■ **The problem**:
Print out the entries below with no edits.

■ **Dataset items**:
------------
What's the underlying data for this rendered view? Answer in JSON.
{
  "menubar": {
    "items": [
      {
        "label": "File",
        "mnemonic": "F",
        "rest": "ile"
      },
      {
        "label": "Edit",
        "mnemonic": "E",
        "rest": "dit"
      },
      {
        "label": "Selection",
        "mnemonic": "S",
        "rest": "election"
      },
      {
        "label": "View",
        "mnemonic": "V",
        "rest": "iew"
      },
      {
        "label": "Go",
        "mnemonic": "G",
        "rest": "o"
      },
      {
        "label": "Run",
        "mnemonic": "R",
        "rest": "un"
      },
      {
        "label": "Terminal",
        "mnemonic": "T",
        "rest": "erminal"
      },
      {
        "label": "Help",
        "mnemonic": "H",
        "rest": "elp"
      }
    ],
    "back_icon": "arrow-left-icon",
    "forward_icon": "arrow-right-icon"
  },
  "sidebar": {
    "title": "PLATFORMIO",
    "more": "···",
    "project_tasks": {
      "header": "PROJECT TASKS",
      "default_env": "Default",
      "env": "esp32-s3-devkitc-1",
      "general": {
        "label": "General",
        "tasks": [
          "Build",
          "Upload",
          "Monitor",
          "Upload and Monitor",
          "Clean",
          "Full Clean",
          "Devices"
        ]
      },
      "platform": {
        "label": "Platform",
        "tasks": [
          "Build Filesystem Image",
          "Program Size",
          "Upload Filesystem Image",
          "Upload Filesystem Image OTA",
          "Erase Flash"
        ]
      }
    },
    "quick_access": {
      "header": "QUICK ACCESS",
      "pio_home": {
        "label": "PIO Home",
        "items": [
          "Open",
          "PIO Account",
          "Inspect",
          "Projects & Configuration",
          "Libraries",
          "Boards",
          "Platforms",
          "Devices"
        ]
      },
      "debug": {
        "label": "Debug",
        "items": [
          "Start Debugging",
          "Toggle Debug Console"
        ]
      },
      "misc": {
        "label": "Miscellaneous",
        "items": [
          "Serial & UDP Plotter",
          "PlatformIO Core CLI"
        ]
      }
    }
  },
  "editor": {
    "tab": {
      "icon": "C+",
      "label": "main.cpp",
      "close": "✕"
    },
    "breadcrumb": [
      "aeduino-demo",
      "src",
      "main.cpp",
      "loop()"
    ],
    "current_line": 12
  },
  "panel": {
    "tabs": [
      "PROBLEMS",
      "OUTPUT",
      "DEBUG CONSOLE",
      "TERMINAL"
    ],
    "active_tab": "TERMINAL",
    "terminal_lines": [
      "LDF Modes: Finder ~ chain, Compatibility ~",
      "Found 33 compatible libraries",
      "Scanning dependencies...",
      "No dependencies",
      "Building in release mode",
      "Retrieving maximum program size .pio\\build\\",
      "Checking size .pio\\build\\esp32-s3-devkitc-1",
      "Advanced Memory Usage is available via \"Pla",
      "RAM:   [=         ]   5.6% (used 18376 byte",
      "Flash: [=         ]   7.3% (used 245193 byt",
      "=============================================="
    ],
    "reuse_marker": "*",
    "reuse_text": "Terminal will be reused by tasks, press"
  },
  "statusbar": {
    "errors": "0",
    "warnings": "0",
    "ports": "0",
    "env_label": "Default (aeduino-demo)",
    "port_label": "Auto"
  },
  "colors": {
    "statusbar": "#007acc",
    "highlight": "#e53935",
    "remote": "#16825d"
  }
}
------------
■ **The solution**:
What's the underlying data for this rendered view? Answer in JSON.
{
  "menubar": {
    "items": [
      {
        "label": "File",
        "mnemonic": "F",
        "rest": "ile"
      },
      {
        "label": "Edit",
        "mnemonic": "E",
        "rest": "dit"
      },
      {
        "label": "Selection",
        "mnemonic": "S",
        "rest": "election"
      },
      {
        "label": "View",
        "mnemonic": "V",
        "rest": "iew"
      },
      {
        "label": "Go",
        "mnemonic": "G",
        "rest": "o"
      },
      {
        "label": "Run",
        "mnemonic": "R",
        "rest": "un"
      },
      {
        "label": "Terminal",
        "mnemonic": "T",
        "rest": "erminal"
      },
      {
        "label": "Help",
        "mnemonic": "H",
        "rest": "elp"
      }
    ],
    "back_icon": "arrow-left-icon",
    "forward_icon": "arrow-right-icon"
  },
  "sidebar": {
    "title": "PLATFORMIO",
    "more": "···",
    "project_tasks": {
      "header": "PROJECT TASKS",
      "default_env": "Default",
      "env": "esp32-s3-devkitc-1",
      "general": {
        "label": "General",
        "tasks": [
          "Build",
          "Upload",
          "Monitor",
          "Upload and Monitor",
          "Clean",
          "Full Clean",
          "Devices"
        ]
      },
      "platform": {
        "label": "Platform",
        "tasks": [
          "Build Filesystem Image",
          "Program Size",
          "Upload Filesystem Image",
          "Upload Filesystem Image OTA",
          "Erase Flash"
        ]
      }
    },
    "quick_access": {
      "header": "QUICK ACCESS",
      "pio_home": {
        "label": "PIO Home",
        "items": [
          "Open",
          "PIO Account",
          "Inspect",
          "Projects & Configuration",
          "Libraries",
          "Boards",
          "Platforms",
          "Devices"
        ]
      },
      "debug": {
        "label": "Debug",
        "items": [
          "Start Debugging",
          "Toggle Debug Console"
        ]
      },
      "misc": {
        "label": "Miscellaneous",
        "items": [
          "Serial & UDP Plotter",
          "PlatformIO Core CLI"
        ]
      }
    }
  },
  "editor": {
    "tab": {
      "icon": "C+",
      "label": "main.cpp",
      "close": "✕"
    },
    "breadcrumb": [
      "aeduino-demo",
      "src",
      "main.cpp",
      "loop()"
    ],
    "current_line": 12
  },
  "panel": {
    "tabs": [
      "PROBLEMS",
      "OUTPUT",
      "DEBUG CONSOLE",
      "TERMINAL"
    ],
    "active_tab": "TERMINAL",
    "terminal_lines": [
      "LDF Modes: Finder ~ chain, Compatibility ~",
      "Found 33 compatible libraries",
      "Scanning dependencies...",
      "No dependencies",
      "Building in release mode",
      "Retrieving maximum program size .pio\\build\\",
      "Checking size .pio\\build\\esp32-s3-devkitc-1",
      "Advanced Memory Usage is available via \"Pla",
      "RAM:   [=         ]   5.6% (used 18376 byte",
      "Flash: [=         ]   7.3% (used 245193 byt",
      "=============================================="
    ],
    "reuse_marker": "*",
    "reuse_text": "Terminal will be reused by tasks, press"
  },
  "statusbar": {
    "errors": "0",
    "warnings": "0",
    "ports": "0",
    "env_label": "Default (aeduino-demo)",
    "port_label": "Auto"
  },
  "colors": {
    "statusbar": "#007acc",
    "highlight": "#e53935",
    "remote": "#16825d"
  }
}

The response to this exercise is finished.